:: Instructions for the task ::
Answer these questions using the text on night train travel:
(a) According to the text, from which city does the greatest number of night trains still depart?
(b) What cost does the text say the Eurail Select Pass does not include?
(c) How many bunks is a couchette room generally equipped with?

:: Selection ::
-=-=-

Night train bookings save money and time, but they're becoming harder to find. With faster trains and more budget airlines, there is less demand for overnight train rides.
It's still worth trying to find a night train along your route. If you've ever planned a multi-week trip, you know hotel costs can break the budget.
Even budget hotel buys can cost $100 USD/night in many places. Factor in the cost of 14 nights and the result might keep you awake at night.
One way to reduce those costs is to look for a few night train passages. This works especially well if you're touring Europe.
Night trains can be found in many places, but much of the focus here on Europe, where most budget train travel occurs.
Keep in mind that if you are using an option like the Eurail Select Pass, the cost of overnight quarters will not be included in the pass. Sleeping upright in your seat is uncomfortable but free.
This idea of night train travel won't please everyone. To be honest, every night train I've booked has been noisy, jolting and annoying. But there are those who would be just as ill-at-ease in a campground or hostel.
If you're willing to be less comfortable in exchange for some budget benefits, read on. If your vacation allotment is limited, there's tremendous benefit connected with stepping on the train in, let's say, Paris (where the greatest number of night trains still depart), going to sleep, and stepping off the next morning in Berlin.
Three Kinds of Night Train Accommodations
One is free, another is a bargain, and a third can be a bit pricey. Each is frequently cheaper than a hotel room.
The most comfortable way to go is to rent a sleeper, which is a small compartment with two to four bunks and even a small sink. These arrangements can exceed $150/night.
If you need privacy, this might be the best option. It is not the cheapest way.
Couchettes, largely a European phenomenon, are in the $50 USD/bunk range. These are more widespread than the sleeper, and less private. Generally, couchette rooms are unisex and equipped with six bunks (three on each side). This option combines economy with safety: couchettes are usually assigned to a conductor, who keeps thieves and border agents away during the night. He or she will hold your passport and awaken you in time for an unhurried departure.

-=-=-

:: Listed records ::
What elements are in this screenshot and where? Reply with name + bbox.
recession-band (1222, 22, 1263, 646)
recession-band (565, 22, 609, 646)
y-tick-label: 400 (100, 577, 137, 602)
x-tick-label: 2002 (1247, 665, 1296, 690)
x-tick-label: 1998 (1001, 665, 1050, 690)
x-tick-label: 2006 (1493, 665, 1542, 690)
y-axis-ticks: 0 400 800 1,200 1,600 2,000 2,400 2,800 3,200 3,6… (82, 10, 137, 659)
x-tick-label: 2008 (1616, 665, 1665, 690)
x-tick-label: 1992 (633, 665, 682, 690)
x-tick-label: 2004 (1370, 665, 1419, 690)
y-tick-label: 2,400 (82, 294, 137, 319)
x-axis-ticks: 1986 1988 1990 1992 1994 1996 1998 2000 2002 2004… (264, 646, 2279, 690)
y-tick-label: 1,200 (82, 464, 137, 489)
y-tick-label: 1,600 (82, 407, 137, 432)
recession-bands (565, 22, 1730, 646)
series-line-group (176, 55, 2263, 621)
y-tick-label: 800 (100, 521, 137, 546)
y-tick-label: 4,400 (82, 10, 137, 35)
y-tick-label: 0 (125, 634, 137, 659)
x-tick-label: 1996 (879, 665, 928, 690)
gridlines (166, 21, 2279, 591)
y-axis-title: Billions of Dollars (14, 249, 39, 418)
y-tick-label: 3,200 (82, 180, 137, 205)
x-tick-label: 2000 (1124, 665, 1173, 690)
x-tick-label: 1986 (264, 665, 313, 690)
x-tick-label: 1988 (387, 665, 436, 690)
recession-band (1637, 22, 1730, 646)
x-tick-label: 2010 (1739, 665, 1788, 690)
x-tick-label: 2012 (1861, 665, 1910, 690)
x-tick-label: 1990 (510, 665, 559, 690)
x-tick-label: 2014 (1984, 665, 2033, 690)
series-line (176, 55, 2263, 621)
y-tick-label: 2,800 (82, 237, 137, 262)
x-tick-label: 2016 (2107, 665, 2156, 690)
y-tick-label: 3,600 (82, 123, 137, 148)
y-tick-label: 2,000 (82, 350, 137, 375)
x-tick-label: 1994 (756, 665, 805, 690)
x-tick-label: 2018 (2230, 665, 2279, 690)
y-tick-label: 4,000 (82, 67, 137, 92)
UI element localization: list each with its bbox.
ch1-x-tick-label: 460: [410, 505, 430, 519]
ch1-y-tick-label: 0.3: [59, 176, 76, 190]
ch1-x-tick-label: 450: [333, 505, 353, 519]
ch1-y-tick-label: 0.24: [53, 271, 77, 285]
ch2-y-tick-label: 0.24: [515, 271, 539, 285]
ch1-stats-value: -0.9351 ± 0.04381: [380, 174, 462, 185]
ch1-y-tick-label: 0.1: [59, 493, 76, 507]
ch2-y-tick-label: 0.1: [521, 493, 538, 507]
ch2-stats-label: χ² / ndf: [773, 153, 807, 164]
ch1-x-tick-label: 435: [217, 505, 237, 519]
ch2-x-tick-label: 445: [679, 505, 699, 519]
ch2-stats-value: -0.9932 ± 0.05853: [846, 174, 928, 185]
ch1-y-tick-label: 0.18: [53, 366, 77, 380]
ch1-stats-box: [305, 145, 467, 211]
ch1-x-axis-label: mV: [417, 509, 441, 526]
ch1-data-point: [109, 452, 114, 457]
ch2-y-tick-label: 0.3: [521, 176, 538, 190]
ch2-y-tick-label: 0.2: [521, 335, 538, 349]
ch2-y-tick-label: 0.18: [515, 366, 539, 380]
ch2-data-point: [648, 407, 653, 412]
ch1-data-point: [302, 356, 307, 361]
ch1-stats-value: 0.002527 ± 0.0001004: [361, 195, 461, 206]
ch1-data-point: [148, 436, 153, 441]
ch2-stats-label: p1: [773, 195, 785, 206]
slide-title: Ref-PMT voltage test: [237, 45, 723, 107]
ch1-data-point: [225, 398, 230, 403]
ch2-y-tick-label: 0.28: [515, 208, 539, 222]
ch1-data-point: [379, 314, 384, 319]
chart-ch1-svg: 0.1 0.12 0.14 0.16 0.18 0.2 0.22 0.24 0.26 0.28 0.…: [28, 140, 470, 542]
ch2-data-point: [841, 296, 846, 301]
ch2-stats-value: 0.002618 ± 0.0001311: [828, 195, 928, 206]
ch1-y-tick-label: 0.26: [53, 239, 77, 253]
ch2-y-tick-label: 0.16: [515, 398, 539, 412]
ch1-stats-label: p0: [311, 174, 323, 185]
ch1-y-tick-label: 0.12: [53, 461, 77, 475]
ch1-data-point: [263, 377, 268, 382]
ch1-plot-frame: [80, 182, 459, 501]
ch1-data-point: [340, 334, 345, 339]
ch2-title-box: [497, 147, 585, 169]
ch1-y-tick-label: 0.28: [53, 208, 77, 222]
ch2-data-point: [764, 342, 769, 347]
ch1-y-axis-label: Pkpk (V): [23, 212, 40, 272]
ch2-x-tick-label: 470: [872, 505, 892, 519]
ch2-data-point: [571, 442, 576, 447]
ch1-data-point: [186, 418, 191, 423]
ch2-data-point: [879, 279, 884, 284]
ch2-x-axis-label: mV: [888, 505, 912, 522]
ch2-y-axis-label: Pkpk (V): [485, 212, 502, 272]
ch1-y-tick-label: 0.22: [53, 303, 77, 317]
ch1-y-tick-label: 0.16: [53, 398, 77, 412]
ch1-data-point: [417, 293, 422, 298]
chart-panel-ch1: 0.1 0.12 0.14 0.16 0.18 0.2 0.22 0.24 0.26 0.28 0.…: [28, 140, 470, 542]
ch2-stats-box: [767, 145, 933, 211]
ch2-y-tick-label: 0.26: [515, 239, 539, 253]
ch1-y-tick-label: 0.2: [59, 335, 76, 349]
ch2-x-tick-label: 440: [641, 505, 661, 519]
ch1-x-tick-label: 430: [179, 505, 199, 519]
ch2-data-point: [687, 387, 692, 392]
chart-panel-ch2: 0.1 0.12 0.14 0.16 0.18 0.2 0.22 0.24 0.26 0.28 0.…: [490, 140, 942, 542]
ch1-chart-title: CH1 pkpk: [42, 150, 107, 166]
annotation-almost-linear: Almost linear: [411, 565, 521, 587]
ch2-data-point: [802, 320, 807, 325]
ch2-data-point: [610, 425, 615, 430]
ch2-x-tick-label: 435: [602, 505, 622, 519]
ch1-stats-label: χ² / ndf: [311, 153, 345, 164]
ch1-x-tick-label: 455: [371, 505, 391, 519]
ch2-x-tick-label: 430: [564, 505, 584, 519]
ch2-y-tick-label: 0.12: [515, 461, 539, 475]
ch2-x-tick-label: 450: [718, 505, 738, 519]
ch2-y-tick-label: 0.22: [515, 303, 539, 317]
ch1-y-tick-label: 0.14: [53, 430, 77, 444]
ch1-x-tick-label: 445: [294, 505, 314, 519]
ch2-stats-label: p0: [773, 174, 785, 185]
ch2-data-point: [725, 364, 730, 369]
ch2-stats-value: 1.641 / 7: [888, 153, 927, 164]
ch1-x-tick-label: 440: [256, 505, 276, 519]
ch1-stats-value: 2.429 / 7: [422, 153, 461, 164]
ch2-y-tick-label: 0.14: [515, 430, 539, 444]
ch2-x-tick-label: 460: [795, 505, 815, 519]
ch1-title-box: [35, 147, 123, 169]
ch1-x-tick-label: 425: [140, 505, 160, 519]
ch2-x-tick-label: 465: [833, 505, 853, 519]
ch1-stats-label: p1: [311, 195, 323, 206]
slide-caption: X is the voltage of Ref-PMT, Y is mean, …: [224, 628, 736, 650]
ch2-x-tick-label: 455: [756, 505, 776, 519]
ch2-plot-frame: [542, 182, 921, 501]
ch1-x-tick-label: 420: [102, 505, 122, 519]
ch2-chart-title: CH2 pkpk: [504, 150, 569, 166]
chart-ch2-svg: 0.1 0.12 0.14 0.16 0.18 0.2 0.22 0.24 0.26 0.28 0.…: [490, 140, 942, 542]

-=-=-

:: The result ::
(a) Paris.
(b) The cost of overnight quarters.
(c) Six, three on each side.